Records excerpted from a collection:
□ □ □ □

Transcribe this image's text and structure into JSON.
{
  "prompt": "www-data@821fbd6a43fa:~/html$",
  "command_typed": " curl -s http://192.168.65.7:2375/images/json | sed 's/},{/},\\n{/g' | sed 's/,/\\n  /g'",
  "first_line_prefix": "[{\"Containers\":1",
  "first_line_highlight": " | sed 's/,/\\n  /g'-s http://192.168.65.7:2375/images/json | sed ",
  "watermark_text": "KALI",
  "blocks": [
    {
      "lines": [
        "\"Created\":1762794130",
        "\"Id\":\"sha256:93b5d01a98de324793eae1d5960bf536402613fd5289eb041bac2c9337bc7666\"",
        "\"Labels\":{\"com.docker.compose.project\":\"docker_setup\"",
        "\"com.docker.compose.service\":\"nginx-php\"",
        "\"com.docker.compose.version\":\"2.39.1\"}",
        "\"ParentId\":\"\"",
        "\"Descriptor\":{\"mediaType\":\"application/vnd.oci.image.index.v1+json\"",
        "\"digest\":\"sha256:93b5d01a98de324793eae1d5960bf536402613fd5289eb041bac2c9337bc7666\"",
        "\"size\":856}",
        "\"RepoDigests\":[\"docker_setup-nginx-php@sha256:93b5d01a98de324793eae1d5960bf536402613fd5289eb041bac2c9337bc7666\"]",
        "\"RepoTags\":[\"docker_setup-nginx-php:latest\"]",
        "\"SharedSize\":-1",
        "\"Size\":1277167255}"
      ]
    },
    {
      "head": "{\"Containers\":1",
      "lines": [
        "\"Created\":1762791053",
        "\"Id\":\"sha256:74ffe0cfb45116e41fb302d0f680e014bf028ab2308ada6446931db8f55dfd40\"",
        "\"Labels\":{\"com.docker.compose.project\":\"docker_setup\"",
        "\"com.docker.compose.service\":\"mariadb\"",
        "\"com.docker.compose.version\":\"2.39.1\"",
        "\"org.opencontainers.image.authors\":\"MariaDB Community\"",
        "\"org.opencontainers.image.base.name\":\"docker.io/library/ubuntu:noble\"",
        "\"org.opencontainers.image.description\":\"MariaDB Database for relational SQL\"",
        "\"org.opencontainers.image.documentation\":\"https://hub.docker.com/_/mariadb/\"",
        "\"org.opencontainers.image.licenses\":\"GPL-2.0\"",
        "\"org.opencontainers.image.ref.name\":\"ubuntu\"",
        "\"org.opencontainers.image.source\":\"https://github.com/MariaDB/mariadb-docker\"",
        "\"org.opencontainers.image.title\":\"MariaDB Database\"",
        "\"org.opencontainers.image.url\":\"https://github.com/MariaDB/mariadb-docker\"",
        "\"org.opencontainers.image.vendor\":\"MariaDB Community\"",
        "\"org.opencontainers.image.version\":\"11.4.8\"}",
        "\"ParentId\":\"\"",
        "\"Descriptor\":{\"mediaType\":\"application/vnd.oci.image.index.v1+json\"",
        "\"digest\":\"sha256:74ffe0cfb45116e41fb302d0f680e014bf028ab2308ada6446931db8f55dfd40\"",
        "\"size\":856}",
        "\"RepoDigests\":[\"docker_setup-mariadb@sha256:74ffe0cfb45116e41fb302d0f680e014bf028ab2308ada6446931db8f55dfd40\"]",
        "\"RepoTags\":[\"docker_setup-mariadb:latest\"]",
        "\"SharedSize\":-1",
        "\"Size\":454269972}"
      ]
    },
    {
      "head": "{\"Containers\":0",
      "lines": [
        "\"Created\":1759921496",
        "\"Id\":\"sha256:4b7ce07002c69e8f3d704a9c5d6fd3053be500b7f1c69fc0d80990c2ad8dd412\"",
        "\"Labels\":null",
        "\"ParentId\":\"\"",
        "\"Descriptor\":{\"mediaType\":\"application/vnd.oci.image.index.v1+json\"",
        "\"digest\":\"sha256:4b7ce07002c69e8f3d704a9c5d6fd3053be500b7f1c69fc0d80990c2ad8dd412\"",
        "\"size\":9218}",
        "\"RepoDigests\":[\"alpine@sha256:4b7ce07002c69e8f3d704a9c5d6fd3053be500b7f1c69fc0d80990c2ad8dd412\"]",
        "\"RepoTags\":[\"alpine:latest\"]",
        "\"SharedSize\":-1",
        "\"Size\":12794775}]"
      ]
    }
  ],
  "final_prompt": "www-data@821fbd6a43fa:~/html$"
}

□ □ □ □

TASK DETAILS:
Retype the whole listing, matching it exactly.

FINISHED TASK:
Transcribe this image's text and structure into JSON.
{
  "prompt": "www-data@821fbd6a43fa:~/html$",
  "command_typed": " curl -s http://192.168.65.7:2375/images/json | sed 's/},{/},\\n{/g' | sed 's/,/\\n  /g'",
  "first_line_prefix": "[{\"Containers\":1",
  "first_line_highlight": " | sed 's/,/\\n  /g'-s http://192.168.65.7:2375/images/json | sed ",
  "watermark_text": "KALI",
  "blocks": [
    {
      "lines": [
        "\"Created\":1762794130",
        "\"Id\":\"sha256:93b5d01a98de324793eae1d5960bf536402613fd5289eb041bac2c9337bc7666\"",
        "\"Labels\":{\"com.docker.compose.project\":\"docker_setup\"",
        "\"com.docker.compose.service\":\"nginx-php\"",
        "\"com.docker.compose.version\":\"2.39.1\"}",
        "\"ParentId\":\"\"",
        "\"Descriptor\":{\"mediaType\":\"application/vnd.oci.image.index.v1+json\"",
        "\"digest\":\"sha256:93b5d01a98de324793eae1d5960bf536402613fd5289eb041bac2c9337bc7666\"",
        "\"size\":856}",
        "\"RepoDigests\":[\"docker_setup-nginx-php@sha256:93b5d01a98de324793eae1d5960bf536402613fd5289eb041bac2c9337bc7666\"]",
        "\"RepoTags\":[\"docker_setup-nginx-php:latest\"]",
        "\"SharedSize\":-1",
        "\"Size\":1277167255}"
      ]
    },
    {
      "head": "{\"Containers\":1",
      "lines": [
        "\"Created\":1762791053",
        "\"Id\":\"sha256:74ffe0cfb45116e41fb302d0f680e014bf028ab2308ada6446931db8f55dfd40\"",
        "\"Labels\":{\"com.docker.compose.project\":\"docker_setup\"",
        "\"com.docker.compose.service\":\"mariadb\"",
        "\"com.docker.compose.version\":\"2.39.1\"",
        "\"org.opencontainers.image.authors\":\"MariaDB Community\"",
        "\"org.opencontainers.image.base.name\":\"docker.io/library/ubuntu:noble\"",
        "\"org.opencontainers.image.description\":\"MariaDB Database for relational SQL\"",
        "\"org.opencontainers.image.documentation\":\"https://hub.docker.com/_/mariadb/\"",
        "\"org.opencontainers.image.licenses\":\"GPL-2.0\"",
        "\"org.opencontainers.image.ref.name\":\"ubuntu\"",
        "\"org.opencontainers.image.source\":\"https://github.com/MariaDB/mariadb-docker\"",
        "\"org.opencontainers.image.title\":\"MariaDB Database\"",
        "\"org.opencontainers.image.url\":\"https://github.com/MariaDB/mariadb-docker\"",
        "\"org.opencontainers.image.vendor\":\"MariaDB Community\"",
        "\"org.opencontainers.image.version\":\"11.4.8\"}",
        "\"ParentId\":\"\"",
        "\"Descriptor\":{\"mediaType\":\"application/vnd.oci.image.index.v1+json\"",
        "\"digest\":\"sha256:74ffe0cfb45116e41fb302d0f680e014bf028ab2308ada6446931db8f55dfd40\"",
        "\"size\":856}",
        "\"RepoDigests\":[\"docker_setup-mariadb@sha256:74ffe0cfb45116e41fb302d0f680e014bf028ab2308ada6446931db8f55dfd40\"]",
        "\"RepoTags\":[\"docker_setup-mariadb:latest\"]",
        "\"SharedSize\":-1",
        "\"Size\":454269972}"
      ]
    },
    {
      "head": "{\"Containers\":0",
      "lines": [
        "\"Created\":1759921496",
        "\"Id\":\"sha256:4b7ce07002c69e8f3d704a9c5d6fd3053be500b7f1c69fc0d80990c2ad8dd412\"",
        "\"Labels\":null",
        "\"ParentId\":\"\"",
        "\"Descriptor\":{\"mediaType\":\"application/vnd.oci.image.index.v1+json\"",
        "\"digest\":\"sha256:4b7ce07002c69e8f3d704a9c5d6fd3053be500b7f1c69fc0d80990c2ad8dd412\"",
        "\"size\":9218}",
        "\"RepoDigests\":[\"alpine@sha256:4b7ce07002c69e8f3d704a9c5d6fd3053be500b7f1c69fc0d80990c2ad8dd412\"]",
        "\"RepoTags\":[\"alpine:latest\"]",
        "\"SharedSize\":-1",
        "\"Size\":12794775}]"
      ]
    }
  ],
  "final_prompt": "www-data@821fbd6a43fa:~/html$"
}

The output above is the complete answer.